[Dataset listings of figures]
++++++++++++++++++++

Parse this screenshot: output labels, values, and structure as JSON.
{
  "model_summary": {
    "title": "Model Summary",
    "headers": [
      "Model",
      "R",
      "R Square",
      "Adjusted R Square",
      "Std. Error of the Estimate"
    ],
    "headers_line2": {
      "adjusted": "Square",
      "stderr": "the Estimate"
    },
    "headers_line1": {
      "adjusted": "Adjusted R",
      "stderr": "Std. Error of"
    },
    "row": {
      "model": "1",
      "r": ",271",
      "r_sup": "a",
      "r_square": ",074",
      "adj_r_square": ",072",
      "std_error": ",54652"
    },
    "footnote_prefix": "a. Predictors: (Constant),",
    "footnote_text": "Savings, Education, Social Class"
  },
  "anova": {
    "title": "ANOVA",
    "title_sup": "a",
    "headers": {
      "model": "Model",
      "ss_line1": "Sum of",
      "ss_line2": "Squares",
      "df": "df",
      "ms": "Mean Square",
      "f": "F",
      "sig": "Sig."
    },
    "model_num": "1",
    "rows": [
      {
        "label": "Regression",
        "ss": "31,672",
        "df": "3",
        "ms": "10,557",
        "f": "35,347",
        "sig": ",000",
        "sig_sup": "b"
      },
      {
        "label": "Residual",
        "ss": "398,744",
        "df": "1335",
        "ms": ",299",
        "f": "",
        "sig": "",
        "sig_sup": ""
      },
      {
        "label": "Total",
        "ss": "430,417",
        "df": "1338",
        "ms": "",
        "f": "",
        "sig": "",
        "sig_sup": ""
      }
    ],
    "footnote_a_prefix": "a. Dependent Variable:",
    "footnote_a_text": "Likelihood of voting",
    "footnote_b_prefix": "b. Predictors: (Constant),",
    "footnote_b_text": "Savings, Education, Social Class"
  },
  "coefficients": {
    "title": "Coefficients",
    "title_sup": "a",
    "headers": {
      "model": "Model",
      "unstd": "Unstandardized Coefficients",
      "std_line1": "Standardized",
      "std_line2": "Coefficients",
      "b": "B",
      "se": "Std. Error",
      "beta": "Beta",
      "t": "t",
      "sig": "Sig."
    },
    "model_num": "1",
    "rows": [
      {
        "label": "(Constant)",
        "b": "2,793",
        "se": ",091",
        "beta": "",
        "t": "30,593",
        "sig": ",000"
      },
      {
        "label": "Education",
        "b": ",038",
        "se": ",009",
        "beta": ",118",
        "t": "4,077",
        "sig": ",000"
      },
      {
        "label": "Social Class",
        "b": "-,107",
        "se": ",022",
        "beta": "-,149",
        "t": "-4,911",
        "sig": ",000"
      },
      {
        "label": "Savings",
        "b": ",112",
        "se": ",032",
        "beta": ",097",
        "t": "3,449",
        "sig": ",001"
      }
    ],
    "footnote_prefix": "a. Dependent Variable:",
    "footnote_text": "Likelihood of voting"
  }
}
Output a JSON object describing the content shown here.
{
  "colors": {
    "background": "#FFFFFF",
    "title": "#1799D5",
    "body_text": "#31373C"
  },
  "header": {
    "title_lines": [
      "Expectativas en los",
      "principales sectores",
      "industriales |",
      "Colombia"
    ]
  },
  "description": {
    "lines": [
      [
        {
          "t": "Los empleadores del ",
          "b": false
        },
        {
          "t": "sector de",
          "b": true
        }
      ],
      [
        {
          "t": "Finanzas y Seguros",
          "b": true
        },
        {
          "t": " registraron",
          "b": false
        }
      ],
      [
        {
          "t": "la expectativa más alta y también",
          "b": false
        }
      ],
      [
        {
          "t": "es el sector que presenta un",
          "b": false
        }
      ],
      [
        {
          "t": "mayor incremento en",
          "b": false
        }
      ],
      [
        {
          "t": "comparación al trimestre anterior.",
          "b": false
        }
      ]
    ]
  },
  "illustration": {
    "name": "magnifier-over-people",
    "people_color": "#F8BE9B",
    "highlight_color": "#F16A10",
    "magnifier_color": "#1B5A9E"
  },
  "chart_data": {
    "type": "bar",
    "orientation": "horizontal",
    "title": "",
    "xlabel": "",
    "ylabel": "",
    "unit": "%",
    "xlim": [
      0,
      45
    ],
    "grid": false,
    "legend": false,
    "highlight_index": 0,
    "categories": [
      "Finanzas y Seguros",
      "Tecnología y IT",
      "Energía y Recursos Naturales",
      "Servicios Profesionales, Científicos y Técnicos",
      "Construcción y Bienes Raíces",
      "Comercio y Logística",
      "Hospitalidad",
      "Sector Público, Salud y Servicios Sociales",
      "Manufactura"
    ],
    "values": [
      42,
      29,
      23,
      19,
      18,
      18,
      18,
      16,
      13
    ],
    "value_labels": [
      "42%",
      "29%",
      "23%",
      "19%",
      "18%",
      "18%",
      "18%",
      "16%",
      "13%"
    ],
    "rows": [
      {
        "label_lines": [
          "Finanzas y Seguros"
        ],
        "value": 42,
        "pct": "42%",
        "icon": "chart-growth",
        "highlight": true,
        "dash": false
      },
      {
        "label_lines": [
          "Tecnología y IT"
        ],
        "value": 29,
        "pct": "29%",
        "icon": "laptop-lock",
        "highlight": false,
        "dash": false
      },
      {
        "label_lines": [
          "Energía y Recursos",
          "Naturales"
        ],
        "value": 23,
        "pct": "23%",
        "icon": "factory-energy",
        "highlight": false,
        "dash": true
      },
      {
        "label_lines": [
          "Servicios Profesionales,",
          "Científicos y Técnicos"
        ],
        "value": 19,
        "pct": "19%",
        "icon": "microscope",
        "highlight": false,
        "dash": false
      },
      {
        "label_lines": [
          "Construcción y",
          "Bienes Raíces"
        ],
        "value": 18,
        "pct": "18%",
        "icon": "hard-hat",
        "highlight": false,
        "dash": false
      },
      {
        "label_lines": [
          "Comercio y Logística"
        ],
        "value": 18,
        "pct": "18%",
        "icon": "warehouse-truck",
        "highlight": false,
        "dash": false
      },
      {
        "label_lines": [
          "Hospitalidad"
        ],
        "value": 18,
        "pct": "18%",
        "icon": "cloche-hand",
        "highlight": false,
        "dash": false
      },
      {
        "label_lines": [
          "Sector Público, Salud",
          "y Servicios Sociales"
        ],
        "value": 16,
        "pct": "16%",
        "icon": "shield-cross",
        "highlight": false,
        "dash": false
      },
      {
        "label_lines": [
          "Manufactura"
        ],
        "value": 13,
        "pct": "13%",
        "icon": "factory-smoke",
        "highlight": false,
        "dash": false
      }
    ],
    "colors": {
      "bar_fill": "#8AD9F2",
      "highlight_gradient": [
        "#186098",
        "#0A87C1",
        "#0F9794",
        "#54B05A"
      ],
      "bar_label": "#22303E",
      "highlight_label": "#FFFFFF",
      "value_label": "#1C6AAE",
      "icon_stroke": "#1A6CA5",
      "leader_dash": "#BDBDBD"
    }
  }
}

++++++++++++++++++++

- [Problem to work on]: In the entries above, count every line containing the word "true". Write only the total.

- [Exercise answer]: 4